= THE EXERCISE =
Write out every single entry exactly.

===============

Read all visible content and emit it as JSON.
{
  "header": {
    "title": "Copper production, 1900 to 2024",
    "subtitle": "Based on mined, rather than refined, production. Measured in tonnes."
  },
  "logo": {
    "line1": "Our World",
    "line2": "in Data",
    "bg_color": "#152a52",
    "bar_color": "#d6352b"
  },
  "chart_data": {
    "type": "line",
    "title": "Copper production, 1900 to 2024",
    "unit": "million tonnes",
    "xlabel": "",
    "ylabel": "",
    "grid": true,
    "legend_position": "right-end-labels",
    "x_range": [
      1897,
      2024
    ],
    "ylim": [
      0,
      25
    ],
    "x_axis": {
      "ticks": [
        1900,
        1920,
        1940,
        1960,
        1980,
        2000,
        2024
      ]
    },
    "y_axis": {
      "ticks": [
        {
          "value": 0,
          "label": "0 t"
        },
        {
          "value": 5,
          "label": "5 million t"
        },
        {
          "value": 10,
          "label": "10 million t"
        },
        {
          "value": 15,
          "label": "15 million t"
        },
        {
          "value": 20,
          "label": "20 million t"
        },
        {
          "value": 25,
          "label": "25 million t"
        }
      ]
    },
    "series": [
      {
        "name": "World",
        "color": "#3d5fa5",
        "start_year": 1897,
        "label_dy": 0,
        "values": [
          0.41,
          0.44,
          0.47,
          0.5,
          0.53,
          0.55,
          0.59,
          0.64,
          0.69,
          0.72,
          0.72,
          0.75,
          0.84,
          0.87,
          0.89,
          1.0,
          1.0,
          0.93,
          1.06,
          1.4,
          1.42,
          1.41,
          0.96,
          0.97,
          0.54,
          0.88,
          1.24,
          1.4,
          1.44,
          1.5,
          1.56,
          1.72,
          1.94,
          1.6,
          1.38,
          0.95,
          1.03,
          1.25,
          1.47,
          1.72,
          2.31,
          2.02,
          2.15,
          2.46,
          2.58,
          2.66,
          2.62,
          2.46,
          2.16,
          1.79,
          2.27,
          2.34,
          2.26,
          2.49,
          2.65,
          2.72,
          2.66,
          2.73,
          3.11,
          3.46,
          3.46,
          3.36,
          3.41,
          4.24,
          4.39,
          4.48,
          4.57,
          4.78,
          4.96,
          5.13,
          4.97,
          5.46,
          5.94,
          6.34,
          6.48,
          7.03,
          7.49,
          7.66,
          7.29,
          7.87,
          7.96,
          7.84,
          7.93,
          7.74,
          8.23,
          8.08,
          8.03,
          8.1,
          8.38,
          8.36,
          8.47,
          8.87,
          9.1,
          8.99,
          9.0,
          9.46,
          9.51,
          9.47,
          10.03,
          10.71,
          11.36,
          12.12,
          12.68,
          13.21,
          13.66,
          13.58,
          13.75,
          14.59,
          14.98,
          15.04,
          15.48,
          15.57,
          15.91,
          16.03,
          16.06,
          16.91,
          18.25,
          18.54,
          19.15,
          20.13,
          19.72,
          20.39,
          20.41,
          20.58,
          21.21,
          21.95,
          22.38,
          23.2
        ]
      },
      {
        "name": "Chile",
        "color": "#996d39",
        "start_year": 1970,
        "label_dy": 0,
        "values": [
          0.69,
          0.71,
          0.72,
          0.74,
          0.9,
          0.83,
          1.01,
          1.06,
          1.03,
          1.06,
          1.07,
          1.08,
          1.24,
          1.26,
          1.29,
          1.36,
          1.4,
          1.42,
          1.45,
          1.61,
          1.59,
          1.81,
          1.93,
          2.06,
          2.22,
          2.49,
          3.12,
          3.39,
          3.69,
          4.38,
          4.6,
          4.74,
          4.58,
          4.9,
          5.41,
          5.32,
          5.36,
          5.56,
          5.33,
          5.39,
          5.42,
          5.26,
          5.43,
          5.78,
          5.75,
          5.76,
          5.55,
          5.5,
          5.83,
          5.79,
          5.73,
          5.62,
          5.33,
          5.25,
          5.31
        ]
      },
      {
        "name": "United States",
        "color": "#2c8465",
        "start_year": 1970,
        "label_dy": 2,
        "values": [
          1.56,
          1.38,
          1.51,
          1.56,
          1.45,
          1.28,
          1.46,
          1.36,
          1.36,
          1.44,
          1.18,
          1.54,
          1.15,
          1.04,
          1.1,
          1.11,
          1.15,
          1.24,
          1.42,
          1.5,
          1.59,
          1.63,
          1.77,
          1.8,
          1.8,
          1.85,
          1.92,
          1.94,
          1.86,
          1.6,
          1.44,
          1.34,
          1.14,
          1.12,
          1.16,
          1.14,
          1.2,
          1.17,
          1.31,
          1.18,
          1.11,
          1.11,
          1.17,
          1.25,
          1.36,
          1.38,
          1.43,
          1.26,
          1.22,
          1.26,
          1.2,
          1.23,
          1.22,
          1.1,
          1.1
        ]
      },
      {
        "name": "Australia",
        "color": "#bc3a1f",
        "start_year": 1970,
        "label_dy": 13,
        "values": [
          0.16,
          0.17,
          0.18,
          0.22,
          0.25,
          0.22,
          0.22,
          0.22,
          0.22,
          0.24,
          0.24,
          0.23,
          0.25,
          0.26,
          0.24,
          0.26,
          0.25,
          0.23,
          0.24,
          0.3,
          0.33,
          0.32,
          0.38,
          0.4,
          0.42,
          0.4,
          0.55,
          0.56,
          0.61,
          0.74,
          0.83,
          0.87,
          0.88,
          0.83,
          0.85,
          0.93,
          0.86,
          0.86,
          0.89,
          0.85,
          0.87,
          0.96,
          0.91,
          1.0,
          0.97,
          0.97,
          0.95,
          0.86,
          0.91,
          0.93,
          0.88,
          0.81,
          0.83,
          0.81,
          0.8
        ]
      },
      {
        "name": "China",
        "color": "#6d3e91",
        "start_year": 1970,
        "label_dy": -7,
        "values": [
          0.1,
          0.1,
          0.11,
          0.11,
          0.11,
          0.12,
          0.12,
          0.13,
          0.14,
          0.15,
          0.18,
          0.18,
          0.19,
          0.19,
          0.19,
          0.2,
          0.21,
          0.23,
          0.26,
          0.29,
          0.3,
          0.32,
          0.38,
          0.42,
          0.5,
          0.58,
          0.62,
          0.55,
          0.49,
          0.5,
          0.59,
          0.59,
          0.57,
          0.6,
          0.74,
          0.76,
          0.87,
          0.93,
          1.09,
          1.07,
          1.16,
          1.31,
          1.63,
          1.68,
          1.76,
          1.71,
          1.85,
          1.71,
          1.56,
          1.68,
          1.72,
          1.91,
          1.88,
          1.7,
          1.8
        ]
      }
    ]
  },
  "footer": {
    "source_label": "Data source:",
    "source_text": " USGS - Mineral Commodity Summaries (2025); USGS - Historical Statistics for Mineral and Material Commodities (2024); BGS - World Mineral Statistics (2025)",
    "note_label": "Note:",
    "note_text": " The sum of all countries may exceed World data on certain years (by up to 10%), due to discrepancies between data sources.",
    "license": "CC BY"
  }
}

===============

= FULL RESPONSE =
Read all visible content and emit it as JSON.
{
  "header": {
    "title": "Copper production, 1900 to 2024",
    "subtitle": "Based on mined, rather than refined, production. Measured in tonnes."
  },
  "logo": {
    "line1": "Our World",
    "line2": "in Data",
    "bg_color": "#152a52",
    "bar_color": "#d6352b"
  },
  "chart_data": {
    "type": "line",
    "title": "Copper production, 1900 to 2024",
    "unit": "million tonnes",
    "xlabel": "",
    "ylabel": "",
    "grid": true,
    "legend_position": "right-end-labels",
    "x_range": [
      1897,
      2024
    ],
    "ylim": [
      0,
      25
    ],
    "x_axis": {
      "ticks": [
        1900,
        1920,
        1940,
        1960,
        1980,
        2000,
        2024
      ]
    },
    "y_axis": {
      "ticks": [
        {
          "value": 0,
          "label": "0 t"
        },
        {
          "value": 5,
          "label": "5 million t"
        },
        {
          "value": 10,
          "label": "10 million t"
        },
        {
          "value": 15,
          "label": "15 million t"
        },
        {
          "value": 20,
          "label": "20 million t"
        },
        {
          "value": 25,
          "label": "25 million t"
        }
      ]
    },
    "series": [
      {
        "name": "World",
        "color": "#3d5fa5",
        "start_year": 1897,
        "label_dy": 0,
        "values": [
          0.41,
          0.44,
          0.47,
          0.5,
          0.53,
          0.55,
          0.59,
          0.64,
          0.69,
          0.72,
          0.72,
          0.75,
          0.84,
          0.87,
          0.89,
          1.0,
          1.0,
          0.93,
          1.06,
          1.4,
          1.42,
          1.41,
          0.96,
          0.97,
          0.54,
          0.88,
          1.24,
          1.4,
          1.44,
          1.5,
          1.56,
          1.72,
          1.94,
          1.6,
          1.38,
          0.95,
          1.03,
          1.25,
          1.47,
          1.72,
          2.31,
          2.02,
          2.15,
          2.46,
          2.58,
          2.66,
          2.62,
          2.46,
          2.16,
          1.79,
          2.27,
          2.34,
          2.26,
          2.49,
          2.65,
          2.72,
          2.66,
          2.73,
          3.11,
          3.46,
          3.46,
          3.36,
          3.41,
          4.24,
          4.39,
          4.48,
          4.57,
          4.78,
          4.96,
          5.13,
          4.97,
          5.46,
          5.94,
          6.34,
          6.48,
          7.03,
          7.49,
          7.66,
          7.29,
          7.87,
          7.96,
          7.84,
          7.93,
          7.74,
          8.23,
          8.08,
          8.03,
          8.1,
          8.38,
          8.36,
          8.47,
          8.87,
          9.1,
          8.99,
          9.0,
          9.46,
          9.51,
          9.47,
          10.03,
          10.71,
          11.36,
          12.12,
          12.68,
          13.21,
          13.66,
          13.58,
          13.75,
          14.59,
          14.98,
          15.04,
          15.48,
          15.57,
          15.91,
          16.03,
          16.06,
          16.91,
          18.25,
          18.54,
          19.15,
          20.13,
          19.72,
          20.39,
          20.41,
          20.58,
          21.21,
          21.95,
          22.38,
          23.2
        ]
      },
      {
        "name": "Chile",
        "color": "#996d39",
        "start_year": 1970,
        "label_dy": 0,
        "values": [
          0.69,
          0.71,
          0.72,
          0.74,
          0.9,
          0.83,
          1.01,
          1.06,
          1.03,
          1.06,
          1.07,
          1.08,
          1.24,
          1.26,
          1.29,
          1.36,
          1.4,
          1.42,
          1.45,
          1.61,
          1.59,
          1.81,
          1.93,
          2.06,
          2.22,
          2.49,
          3.12,
          3.39,
          3.69,
          4.38,
          4.6,
          4.74,
          4.58,
          4.9,
          5.41,
          5.32,
          5.36,
          5.56,
          5.33,
          5.39,
          5.42,
          5.26,
          5.43,
          5.78,
          5.75,
          5.76,
          5.55,
          5.5,
          5.83,
          5.79,
          5.73,
          5.62,
          5.33,
          5.25,
          5.31
        ]
      },
      {
        "name": "United States",
        "color": "#2c8465",
        "start_year": 1970,
        "label_dy": 2,
        "values": [
          1.56,
          1.38,
          1.51,
          1.56,
          1.45,
          1.28,
          1.46,
          1.36,
          1.36,
          1.44,
          1.18,
          1.54,
          1.15,
          1.04,
          1.1,
          1.11,
          1.15,
          1.24,
          1.42,
          1.5,
          1.59,
          1.63,
          1.77,
          1.8,
          1.8,
          1.85,
          1.92,
          1.94,
          1.86,
          1.6,
          1.44,
          1.34,
          1.14,
          1.12,
          1.16,
          1.14,
          1.2,
          1.17,
          1.31,
          1.18,
          1.11,
          1.11,
          1.17,
          1.25,
          1.36,
          1.38,
          1.43,
          1.26,
          1.22,
          1.26,
          1.2,
          1.23,
          1.22,
          1.1,
          1.1
        ]
      },
      {
        "name": "Australia",
        "color": "#bc3a1f",
        "start_year": 1970,
        "label_dy": 13,
        "values": [
          0.16,
          0.17,
          0.18,
          0.22,
          0.25,
          0.22,
          0.22,
          0.22,
          0.22,
          0.24,
          0.24,
          0.23,
          0.25,
          0.26,
          0.24,
          0.26,
          0.25,
          0.23,
          0.24,
          0.3,
          0.33,
          0.32,
          0.38,
          0.4,
          0.42,
          0.4,
          0.55,
          0.56,
          0.61,
          0.74,
          0.83,
          0.87,
          0.88,
          0.83,
          0.85,
          0.93,
          0.86,
          0.86,
          0.89,
          0.85,
          0.87,
          0.96,
          0.91,
          1.0,
          0.97,
          0.97,
          0.95,
          0.86,
          0.91,
          0.93,
          0.88,
          0.81,
          0.83,
          0.81,
          0.8
        ]
      },
      {
        "name": "China",
        "color": "#6d3e91",
        "start_year": 1970,
        "label_dy": -7,
        "values": [
          0.1,
          0.1,
          0.11,
          0.11,
          0.11,
          0.12,
          0.12,
          0.13,
          0.14,
          0.15,
          0.18,
          0.18,
          0.19,
          0.19,
          0.19,
          0.2,
          0.21,
          0.23,
          0.26,
          0.29,
          0.3,
          0.32,
          0.38,
          0.42,
          0.5,
          0.58,
          0.62,
          0.55,
          0.49,
          0.5,
          0.59,
          0.59,
          0.57,
          0.6,
          0.74,
          0.76,
          0.87,
          0.93,
          1.09,
          1.07,
          1.16,
          1.31,
          1.63,
          1.68,
          1.76,
          1.71,
          1.85,
          1.71,
          1.56,
          1.68,
          1.72,
          1.91,
          1.88,
          1.7,
          1.8
        ]
      }
    ]
  },
  "footer": {
    "source_label": "Data source:",
    "source_text": " USGS - Mineral Commodity Summaries (2025); USGS - Historical Statistics for Mineral and Material Commodities (2024); BGS - World Mineral Statistics (2025)",
    "note_label": "Note:",
    "note_text": " The sum of all countries may exceed World data on certain years (by up to 10%), due to discrepancies between data sources.",
    "license": "CC BY"
  }
}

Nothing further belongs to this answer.